**Set exercise**
Skip the pictures. Repeat everything else in the records word for word.

Records from a collection
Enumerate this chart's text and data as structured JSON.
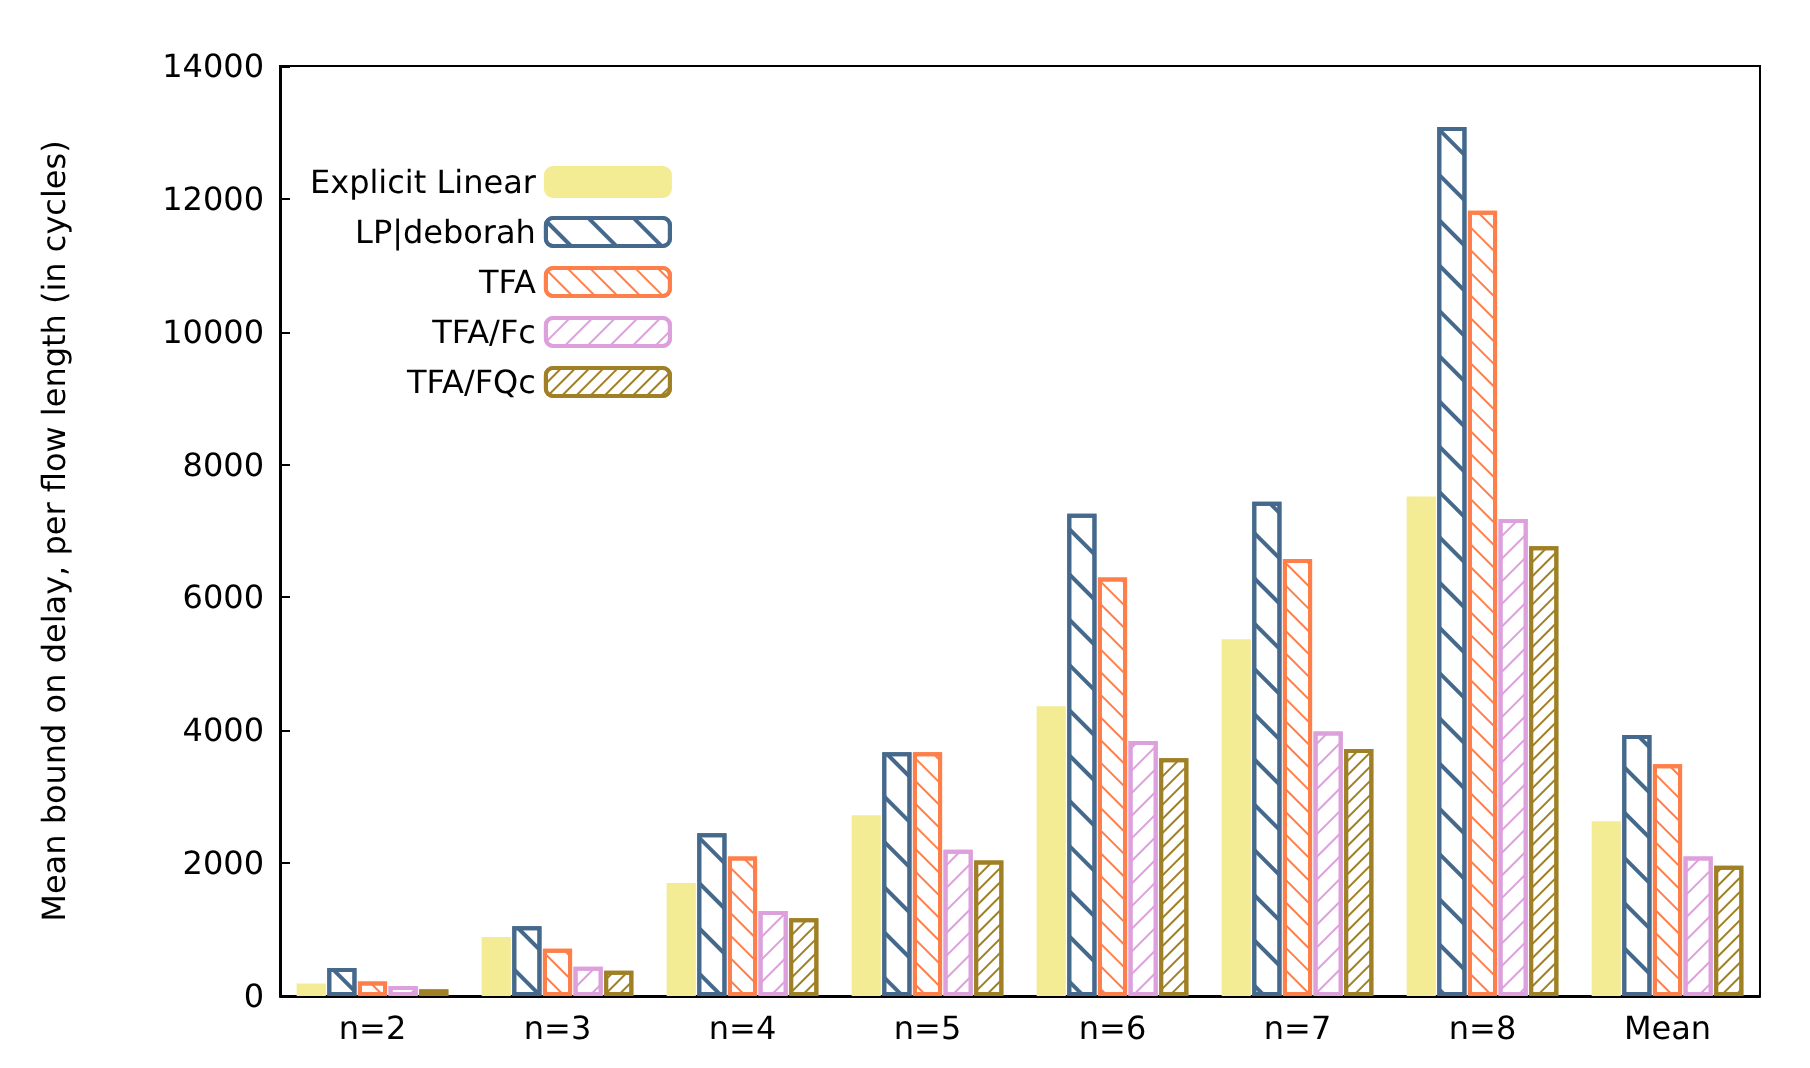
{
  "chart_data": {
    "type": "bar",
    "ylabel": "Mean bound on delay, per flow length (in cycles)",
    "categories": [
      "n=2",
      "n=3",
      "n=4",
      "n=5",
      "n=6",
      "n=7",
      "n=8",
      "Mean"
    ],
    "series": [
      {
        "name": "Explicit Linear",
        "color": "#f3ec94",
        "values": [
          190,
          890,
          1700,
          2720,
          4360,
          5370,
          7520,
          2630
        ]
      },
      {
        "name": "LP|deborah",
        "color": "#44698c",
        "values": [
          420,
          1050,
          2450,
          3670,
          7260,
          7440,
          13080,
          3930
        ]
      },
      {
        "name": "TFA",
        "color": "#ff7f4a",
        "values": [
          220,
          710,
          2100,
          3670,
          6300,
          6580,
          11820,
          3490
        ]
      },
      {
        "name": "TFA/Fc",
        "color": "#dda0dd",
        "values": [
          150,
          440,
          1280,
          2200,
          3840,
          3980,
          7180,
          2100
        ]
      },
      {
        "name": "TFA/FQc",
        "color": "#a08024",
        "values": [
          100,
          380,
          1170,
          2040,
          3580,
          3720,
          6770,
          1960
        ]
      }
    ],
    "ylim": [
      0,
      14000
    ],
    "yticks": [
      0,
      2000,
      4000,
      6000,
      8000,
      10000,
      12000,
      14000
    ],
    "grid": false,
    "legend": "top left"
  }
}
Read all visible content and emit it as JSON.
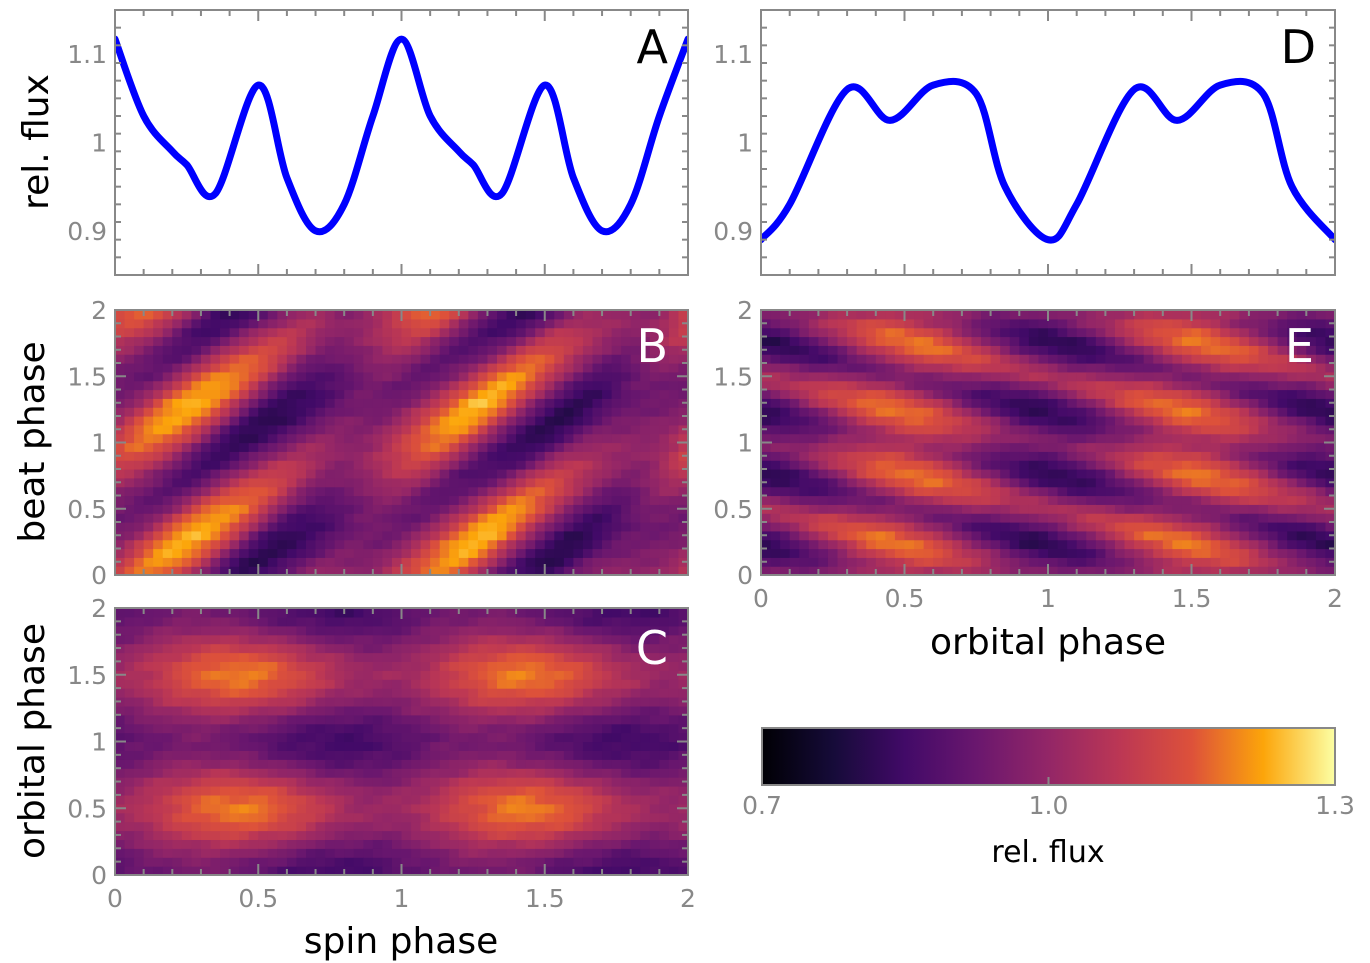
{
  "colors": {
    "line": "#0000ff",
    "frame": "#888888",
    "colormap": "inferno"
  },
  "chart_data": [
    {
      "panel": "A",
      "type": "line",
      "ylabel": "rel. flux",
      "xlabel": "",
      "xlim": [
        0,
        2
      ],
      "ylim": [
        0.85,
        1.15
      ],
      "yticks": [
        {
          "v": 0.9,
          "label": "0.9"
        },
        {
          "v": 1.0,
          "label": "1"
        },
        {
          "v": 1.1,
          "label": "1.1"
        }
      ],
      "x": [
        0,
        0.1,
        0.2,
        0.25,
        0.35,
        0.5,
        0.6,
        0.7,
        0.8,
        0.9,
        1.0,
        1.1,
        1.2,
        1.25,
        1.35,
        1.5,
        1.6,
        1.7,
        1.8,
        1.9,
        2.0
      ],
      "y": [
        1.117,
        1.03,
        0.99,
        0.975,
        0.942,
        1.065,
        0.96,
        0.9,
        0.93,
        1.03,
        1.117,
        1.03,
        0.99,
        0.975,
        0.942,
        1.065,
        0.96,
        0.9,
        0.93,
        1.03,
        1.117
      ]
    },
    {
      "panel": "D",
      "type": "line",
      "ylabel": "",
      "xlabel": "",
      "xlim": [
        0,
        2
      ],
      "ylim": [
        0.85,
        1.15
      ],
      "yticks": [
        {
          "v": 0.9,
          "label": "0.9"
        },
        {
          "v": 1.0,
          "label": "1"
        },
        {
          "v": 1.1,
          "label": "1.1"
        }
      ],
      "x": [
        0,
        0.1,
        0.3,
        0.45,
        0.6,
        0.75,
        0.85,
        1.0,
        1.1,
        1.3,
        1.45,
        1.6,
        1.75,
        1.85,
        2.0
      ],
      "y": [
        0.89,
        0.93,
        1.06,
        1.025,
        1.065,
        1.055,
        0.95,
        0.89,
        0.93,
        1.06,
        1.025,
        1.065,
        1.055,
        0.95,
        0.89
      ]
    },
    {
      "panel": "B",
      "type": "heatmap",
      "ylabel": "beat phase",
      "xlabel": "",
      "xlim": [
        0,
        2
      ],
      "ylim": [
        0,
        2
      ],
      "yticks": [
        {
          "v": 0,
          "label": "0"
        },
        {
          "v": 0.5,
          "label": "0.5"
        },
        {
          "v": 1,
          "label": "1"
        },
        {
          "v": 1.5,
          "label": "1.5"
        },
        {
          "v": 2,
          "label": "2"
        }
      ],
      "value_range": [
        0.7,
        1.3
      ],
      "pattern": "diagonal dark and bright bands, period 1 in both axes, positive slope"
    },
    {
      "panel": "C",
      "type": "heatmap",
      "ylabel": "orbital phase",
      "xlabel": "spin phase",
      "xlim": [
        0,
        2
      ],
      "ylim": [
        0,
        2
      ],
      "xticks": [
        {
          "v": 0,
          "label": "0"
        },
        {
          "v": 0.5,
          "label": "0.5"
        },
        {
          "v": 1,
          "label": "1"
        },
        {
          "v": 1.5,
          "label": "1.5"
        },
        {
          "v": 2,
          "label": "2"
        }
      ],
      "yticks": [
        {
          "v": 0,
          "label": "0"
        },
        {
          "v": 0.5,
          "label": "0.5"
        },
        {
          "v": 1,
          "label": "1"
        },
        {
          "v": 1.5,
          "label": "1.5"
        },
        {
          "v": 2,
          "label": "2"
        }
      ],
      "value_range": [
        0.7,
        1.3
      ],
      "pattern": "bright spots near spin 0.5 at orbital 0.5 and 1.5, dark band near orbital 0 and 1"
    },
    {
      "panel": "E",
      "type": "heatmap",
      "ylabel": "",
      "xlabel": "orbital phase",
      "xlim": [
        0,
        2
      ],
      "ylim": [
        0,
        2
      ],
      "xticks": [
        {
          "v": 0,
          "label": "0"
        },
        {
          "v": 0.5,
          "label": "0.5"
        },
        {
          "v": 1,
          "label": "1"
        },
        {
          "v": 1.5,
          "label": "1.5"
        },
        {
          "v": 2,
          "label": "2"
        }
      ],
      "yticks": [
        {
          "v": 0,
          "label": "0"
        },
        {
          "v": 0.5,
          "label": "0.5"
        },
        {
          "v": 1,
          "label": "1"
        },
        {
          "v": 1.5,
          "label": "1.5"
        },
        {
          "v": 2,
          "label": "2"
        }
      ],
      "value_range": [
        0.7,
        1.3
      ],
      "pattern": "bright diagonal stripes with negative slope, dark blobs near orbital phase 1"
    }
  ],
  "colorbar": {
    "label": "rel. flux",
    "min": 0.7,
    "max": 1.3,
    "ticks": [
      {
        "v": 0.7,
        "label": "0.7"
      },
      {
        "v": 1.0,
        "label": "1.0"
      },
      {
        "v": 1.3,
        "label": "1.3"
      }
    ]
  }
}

**Full solution**
Enumerate this chart's text and data as structured JSON.
{
  "chart_data": {
    "type": "bar",
    "ylabel": "Mean bound on delay, per flow length (in cycles)",
    "categories": [
      "n=2",
      "n=3",
      "n=4",
      "n=5",
      "n=6",
      "n=7",
      "n=8",
      "Mean"
    ],
    "series": [
      {
        "name": "Explicit Linear",
        "color": "#f3ec94",
        "values": [
          190,
          890,
          1700,
          2720,
          4360,
          5370,
          7520,
          2630
        ]
      },
      {
        "name": "LP|deborah",
        "color": "#44698c",
        "values": [
          420,
          1050,
          2450,
          3670,
          7260,
          7440,
          13080,
          3930
        ]
      },
      {
        "name": "TFA",
        "color": "#ff7f4a",
        "values": [
          220,
          710,
          2100,
          3670,
          6300,
          6580,
          11820,
          3490
        ]
      },
      {
        "name": "TFA/Fc",
        "color": "#dda0dd",
        "values": [
          150,
          440,
          1280,
          2200,
          3840,
          3980,
          7180,
          2100
        ]
      },
      {
        "name": "TFA/FQc",
        "color": "#a08024",
        "values": [
          100,
          380,
          1170,
          2040,
          3580,
          3720,
          6770,
          1960
        ]
      }
    ],
    "ylim": [
      0,
      14000
    ],
    "yticks": [
      0,
      2000,
      4000,
      6000,
      8000,
      10000,
      12000,
      14000
    ],
    "grid": false,
    "legend": "top left"
  }
}
Read all visible content and emit it as JSON.
{
  "colors": {
    "line": "#0000ff",
    "frame": "#888888",
    "colormap": "inferno"
  },
  "chart_data": [
    {
      "panel": "A",
      "type": "line",
      "ylabel": "rel. flux",
      "xlabel": "",
      "xlim": [
        0,
        2
      ],
      "ylim": [
        0.85,
        1.15
      ],
      "yticks": [
        {
          "v": 0.9,
          "label": "0.9"
        },
        {
          "v": 1.0,
          "label": "1"
        },
        {
          "v": 1.1,
          "label": "1.1"
        }
      ],
      "x": [
        0,
        0.1,
        0.2,
        0.25,
        0.35,
        0.5,
        0.6,
        0.7,
        0.8,
        0.9,
        1.0,
        1.1,
        1.2,
        1.25,
        1.35,
        1.5,
        1.6,
        1.7,
        1.8,
        1.9,
        2.0
      ],
      "y": [
        1.117,
        1.03,
        0.99,
        0.975,
        0.942,
        1.065,
        0.96,
        0.9,
        0.93,
        1.03,
        1.117,
        1.03,
        0.99,
        0.975,
        0.942,
        1.065,
        0.96,
        0.9,
        0.93,
        1.03,
        1.117
      ]
    },
    {
      "panel": "D",
      "type": "line",
      "ylabel": "",
      "xlabel": "",
      "xlim": [
        0,
        2
      ],
      "ylim": [
        0.85,
        1.15
      ],
      "yticks": [
        {
          "v": 0.9,
          "label": "0.9"
        },
        {
          "v": 1.0,
          "label": "1"
        },
        {
          "v": 1.1,
          "label": "1.1"
        }
      ],
      "x": [
        0,
        0.1,
        0.3,
        0.45,
        0.6,
        0.75,
        0.85,
        1.0,
        1.1,
        1.3,
        1.45,
        1.6,
        1.75,
        1.85,
        2.0
      ],
      "y": [
        0.89,
        0.93,
        1.06,
        1.025,
        1.065,
        1.055,
        0.95,
        0.89,
        0.93,
        1.06,
        1.025,
        1.065,
        1.055,
        0.95,
        0.89
      ]
    },
    {
      "panel": "B",
      "type": "heatmap",
      "ylabel": "beat phase",
      "xlabel": "",
      "xlim": [
        0,
        2
      ],
      "ylim": [
        0,
        2
      ],
      "yticks": [
        {
          "v": 0,
          "label": "0"
        },
        {
          "v": 0.5,
          "label": "0.5"
        },
        {
          "v": 1,
          "label": "1"
        },
        {
          "v": 1.5,
          "label": "1.5"
        },
        {
          "v": 2,
          "label": "2"
        }
      ],
      "value_range": [
        0.7,
        1.3
      ],
      "pattern": "diagonal dark and bright bands, period 1 in both axes, positive slope"
    },
    {
      "panel": "C",
      "type": "heatmap",
      "ylabel": "orbital phase",
      "xlabel": "spin phase",
      "xlim": [
        0,
        2
      ],
      "ylim": [
        0,
        2
      ],
      "xticks": [
        {
          "v": 0,
          "label": "0"
        },
        {
          "v": 0.5,
          "label": "0.5"
        },
        {
          "v": 1,
          "label": "1"
        },
        {
          "v": 1.5,
          "label": "1.5"
        },
        {
          "v": 2,
          "label": "2"
        }
      ],
      "yticks": [
        {
          "v": 0,
          "label": "0"
        },
        {
          "v": 0.5,
          "label": "0.5"
        },
        {
          "v": 1,
          "label": "1"
        },
        {
          "v": 1.5,
          "label": "1.5"
        },
        {
          "v": 2,
          "label": "2"
        }
      ],
      "value_range": [
        0.7,
        1.3
      ],
      "pattern": "bright spots near spin 0.5 at orbital 0.5 and 1.5, dark band near orbital 0 and 1"
    },
    {
      "panel": "E",
      "type": "heatmap",
      "ylabel": "",
      "xlabel": "orbital phase",
      "xlim": [
        0,
        2
      ],
      "ylim": [
        0,
        2
      ],
      "xticks": [
        {
          "v": 0,
          "label": "0"
        },
        {
          "v": 0.5,
          "label": "0.5"
        },
        {
          "v": 1,
          "label": "1"
        },
        {
          "v": 1.5,
          "label": "1.5"
        },
        {
          "v": 2,
          "label": "2"
        }
      ],
      "yticks": [
        {
          "v": 0,
          "label": "0"
        },
        {
          "v": 0.5,
          "label": "0.5"
        },
        {
          "v": 1,
          "label": "1"
        },
        {
          "v": 1.5,
          "label": "1.5"
        },
        {
          "v": 2,
          "label": "2"
        }
      ],
      "value_range": [
        0.7,
        1.3
      ],
      "pattern": "bright diagonal stripes with negative slope, dark blobs near orbital phase 1"
    }
  ],
  "colorbar": {
    "label": "rel. flux",
    "min": 0.7,
    "max": 1.3,
    "ticks": [
      {
        "v": 0.7,
        "label": "0.7"
      },
      {
        "v": 1.0,
        "label": "1.0"
      },
      {
        "v": 1.3,
        "label": "1.3"
      }
    ]
  }
}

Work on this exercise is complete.